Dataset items
━━━━━━━━━━━━━━━━━━━━
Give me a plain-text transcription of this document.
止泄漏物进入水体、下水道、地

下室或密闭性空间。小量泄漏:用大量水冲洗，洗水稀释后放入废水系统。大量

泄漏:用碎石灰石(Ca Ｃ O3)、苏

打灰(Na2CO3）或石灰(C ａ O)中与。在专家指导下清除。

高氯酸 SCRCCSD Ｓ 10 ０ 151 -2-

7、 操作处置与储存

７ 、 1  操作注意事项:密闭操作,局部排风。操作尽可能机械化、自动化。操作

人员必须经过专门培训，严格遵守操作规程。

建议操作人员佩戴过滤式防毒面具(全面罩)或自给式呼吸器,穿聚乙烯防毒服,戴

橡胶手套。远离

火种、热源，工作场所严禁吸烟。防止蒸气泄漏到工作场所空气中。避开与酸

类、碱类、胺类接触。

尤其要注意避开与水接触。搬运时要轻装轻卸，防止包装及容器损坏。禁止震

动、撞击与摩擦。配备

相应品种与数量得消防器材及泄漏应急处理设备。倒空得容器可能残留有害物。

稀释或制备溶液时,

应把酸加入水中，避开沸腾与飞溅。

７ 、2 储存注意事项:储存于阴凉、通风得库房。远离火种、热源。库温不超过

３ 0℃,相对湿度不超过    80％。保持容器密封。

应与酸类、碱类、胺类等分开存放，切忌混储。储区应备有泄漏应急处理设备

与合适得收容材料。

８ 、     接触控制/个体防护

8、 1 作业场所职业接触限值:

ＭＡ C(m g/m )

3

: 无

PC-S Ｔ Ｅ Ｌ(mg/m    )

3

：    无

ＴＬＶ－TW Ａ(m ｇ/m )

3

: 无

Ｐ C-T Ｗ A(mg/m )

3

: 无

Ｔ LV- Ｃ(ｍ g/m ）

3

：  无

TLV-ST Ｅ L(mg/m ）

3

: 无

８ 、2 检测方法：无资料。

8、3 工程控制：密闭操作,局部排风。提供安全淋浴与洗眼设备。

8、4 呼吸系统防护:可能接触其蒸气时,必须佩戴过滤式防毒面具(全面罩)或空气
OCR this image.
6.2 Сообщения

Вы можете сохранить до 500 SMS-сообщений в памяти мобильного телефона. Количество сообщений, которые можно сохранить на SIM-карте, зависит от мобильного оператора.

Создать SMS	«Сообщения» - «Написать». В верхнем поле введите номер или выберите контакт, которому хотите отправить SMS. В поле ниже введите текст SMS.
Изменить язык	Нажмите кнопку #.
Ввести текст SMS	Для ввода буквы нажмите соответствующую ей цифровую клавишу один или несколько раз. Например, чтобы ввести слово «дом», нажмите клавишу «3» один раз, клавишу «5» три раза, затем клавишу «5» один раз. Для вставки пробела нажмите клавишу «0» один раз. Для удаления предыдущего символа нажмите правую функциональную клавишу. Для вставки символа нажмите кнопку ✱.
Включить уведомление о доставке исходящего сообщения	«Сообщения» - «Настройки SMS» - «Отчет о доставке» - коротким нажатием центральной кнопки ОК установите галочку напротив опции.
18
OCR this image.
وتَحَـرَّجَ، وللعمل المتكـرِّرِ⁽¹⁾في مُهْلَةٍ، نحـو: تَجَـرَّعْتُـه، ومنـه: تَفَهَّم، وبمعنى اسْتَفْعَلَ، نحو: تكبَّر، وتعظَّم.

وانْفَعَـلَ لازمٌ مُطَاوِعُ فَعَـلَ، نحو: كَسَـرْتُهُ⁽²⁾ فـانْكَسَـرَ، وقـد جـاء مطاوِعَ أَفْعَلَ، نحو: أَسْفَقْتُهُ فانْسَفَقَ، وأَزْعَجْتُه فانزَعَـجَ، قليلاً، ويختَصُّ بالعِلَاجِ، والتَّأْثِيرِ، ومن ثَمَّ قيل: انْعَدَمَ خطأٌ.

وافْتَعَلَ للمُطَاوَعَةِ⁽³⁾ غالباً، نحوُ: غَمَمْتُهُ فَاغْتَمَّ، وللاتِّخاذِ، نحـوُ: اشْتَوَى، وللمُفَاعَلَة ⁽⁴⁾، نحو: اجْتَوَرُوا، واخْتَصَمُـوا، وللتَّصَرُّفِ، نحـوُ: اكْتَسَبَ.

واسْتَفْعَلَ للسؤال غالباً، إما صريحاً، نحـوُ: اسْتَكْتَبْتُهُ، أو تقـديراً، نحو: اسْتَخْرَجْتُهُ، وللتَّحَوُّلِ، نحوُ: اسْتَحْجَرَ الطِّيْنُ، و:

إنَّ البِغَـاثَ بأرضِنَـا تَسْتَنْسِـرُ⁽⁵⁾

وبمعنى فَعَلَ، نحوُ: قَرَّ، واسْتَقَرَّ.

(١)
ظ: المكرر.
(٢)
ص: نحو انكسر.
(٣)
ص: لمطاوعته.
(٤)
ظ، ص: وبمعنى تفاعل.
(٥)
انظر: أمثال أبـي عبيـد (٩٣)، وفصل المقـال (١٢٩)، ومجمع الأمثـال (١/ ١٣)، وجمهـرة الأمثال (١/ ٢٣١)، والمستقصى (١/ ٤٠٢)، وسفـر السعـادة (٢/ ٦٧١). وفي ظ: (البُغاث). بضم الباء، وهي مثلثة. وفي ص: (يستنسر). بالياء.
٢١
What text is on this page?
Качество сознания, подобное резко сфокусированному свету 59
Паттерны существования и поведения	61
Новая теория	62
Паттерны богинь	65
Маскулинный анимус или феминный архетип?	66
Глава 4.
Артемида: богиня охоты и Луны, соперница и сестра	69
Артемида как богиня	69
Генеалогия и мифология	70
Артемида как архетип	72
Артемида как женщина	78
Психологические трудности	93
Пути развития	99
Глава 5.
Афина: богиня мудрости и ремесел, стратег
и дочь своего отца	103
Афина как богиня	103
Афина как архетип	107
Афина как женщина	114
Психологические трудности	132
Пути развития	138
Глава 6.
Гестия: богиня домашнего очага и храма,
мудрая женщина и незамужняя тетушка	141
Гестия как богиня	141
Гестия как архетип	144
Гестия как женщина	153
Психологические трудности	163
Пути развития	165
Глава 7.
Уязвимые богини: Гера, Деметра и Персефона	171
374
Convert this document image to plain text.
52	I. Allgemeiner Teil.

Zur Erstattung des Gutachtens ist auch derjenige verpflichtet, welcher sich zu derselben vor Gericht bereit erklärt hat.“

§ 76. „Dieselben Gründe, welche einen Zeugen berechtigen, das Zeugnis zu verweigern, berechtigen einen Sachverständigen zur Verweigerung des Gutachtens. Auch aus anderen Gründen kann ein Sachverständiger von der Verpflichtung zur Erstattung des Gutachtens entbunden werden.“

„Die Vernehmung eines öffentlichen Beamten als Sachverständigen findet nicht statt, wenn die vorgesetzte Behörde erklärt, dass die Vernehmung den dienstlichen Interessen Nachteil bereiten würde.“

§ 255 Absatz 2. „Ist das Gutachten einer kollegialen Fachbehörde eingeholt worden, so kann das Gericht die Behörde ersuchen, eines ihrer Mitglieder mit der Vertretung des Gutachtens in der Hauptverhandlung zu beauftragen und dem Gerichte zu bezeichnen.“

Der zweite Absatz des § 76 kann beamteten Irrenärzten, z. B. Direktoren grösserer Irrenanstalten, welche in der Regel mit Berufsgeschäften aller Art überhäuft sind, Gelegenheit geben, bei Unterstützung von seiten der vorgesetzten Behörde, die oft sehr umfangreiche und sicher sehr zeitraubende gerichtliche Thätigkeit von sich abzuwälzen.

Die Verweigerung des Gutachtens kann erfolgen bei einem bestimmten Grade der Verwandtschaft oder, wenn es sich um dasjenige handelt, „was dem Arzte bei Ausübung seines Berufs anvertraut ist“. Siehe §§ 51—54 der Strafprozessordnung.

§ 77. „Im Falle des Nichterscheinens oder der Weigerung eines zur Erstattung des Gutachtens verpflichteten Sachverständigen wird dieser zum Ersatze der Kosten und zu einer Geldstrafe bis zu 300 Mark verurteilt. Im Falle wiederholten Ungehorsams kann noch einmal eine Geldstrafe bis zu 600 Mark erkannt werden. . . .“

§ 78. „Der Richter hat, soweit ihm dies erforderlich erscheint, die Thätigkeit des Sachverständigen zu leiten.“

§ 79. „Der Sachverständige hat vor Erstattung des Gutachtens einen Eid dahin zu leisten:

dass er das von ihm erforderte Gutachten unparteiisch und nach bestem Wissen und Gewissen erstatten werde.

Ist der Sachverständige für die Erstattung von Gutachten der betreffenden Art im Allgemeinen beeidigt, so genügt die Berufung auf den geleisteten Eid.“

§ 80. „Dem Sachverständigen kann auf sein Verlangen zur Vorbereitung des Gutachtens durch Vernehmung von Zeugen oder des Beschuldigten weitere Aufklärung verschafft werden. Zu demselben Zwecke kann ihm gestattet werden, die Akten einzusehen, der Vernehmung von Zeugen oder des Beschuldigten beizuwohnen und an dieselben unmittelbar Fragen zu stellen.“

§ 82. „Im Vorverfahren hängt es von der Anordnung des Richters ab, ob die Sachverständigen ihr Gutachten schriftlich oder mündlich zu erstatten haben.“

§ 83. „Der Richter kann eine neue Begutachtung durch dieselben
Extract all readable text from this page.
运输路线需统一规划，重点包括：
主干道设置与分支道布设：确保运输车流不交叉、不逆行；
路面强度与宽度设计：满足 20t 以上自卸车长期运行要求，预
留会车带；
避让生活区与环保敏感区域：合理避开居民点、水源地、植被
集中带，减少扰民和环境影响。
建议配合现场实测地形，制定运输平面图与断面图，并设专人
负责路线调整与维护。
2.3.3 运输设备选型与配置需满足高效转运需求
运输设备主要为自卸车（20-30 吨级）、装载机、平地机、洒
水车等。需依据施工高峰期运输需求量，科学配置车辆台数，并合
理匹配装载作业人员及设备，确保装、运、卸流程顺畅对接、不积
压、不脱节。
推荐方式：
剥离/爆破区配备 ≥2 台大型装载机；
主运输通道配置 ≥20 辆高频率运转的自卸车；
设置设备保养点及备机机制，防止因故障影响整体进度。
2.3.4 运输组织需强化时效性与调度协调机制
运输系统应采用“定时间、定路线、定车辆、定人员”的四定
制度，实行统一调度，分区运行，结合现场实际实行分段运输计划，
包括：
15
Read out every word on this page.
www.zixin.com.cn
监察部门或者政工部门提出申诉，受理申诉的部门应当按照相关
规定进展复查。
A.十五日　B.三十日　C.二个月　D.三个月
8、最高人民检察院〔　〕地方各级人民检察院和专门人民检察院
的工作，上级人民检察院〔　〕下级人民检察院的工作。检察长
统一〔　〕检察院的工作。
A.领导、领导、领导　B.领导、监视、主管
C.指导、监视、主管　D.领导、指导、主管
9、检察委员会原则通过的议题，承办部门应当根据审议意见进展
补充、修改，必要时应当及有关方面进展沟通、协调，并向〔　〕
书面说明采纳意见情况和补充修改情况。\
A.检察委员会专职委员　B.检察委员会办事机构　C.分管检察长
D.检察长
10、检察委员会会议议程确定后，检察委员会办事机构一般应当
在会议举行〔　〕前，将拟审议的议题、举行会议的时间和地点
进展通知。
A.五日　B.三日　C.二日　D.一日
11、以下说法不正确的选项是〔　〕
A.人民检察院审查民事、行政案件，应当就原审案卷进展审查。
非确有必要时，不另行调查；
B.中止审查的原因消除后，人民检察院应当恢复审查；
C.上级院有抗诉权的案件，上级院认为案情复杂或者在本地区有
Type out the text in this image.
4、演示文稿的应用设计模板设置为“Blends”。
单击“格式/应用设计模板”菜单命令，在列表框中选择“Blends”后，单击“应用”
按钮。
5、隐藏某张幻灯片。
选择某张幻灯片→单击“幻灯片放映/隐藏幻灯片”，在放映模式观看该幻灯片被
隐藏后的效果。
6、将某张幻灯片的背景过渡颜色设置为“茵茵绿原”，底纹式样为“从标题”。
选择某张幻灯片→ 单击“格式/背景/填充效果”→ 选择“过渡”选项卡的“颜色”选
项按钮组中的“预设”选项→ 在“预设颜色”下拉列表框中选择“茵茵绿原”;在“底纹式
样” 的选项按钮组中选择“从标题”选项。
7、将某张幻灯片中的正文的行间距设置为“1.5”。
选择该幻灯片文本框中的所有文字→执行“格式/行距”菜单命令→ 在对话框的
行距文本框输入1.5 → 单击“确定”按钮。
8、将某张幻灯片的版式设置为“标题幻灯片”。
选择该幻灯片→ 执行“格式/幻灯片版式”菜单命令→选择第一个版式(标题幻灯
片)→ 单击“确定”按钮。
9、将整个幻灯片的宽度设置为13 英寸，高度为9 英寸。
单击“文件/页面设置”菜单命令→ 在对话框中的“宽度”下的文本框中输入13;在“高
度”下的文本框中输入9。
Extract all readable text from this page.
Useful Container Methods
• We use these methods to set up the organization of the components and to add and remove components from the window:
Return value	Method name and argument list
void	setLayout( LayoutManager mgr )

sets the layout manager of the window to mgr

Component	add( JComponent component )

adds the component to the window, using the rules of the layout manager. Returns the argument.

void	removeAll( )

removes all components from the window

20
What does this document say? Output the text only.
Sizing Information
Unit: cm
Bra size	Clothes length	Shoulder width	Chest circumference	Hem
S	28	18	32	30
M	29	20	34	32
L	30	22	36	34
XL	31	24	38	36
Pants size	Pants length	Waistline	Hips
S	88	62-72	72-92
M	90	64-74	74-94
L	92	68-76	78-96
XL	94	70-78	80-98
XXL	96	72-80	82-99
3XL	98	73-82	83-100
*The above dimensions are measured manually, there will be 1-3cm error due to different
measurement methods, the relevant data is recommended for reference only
━━━━━━━━━━━━━━━━━━━━
The exercise> Isolate the lines that hold the word "وبمعنى" and copy all of them.

Finished answer>
وتَحَـرَّجَ، وللعمل المتكـرِّرِ⁽¹⁾في مُهْلَةٍ، نحـو: تَجَـرَّعْتُـه، ومنـه: تَفَهَّم، وبمعنى اسْتَفْعَلَ، نحو: تكبَّر، وتعظَّم.
وبمعنى فَعَلَ، نحوُ: قَرَّ، واسْتَقَرَّ.
ظ، ص: وبمعنى تفاعل.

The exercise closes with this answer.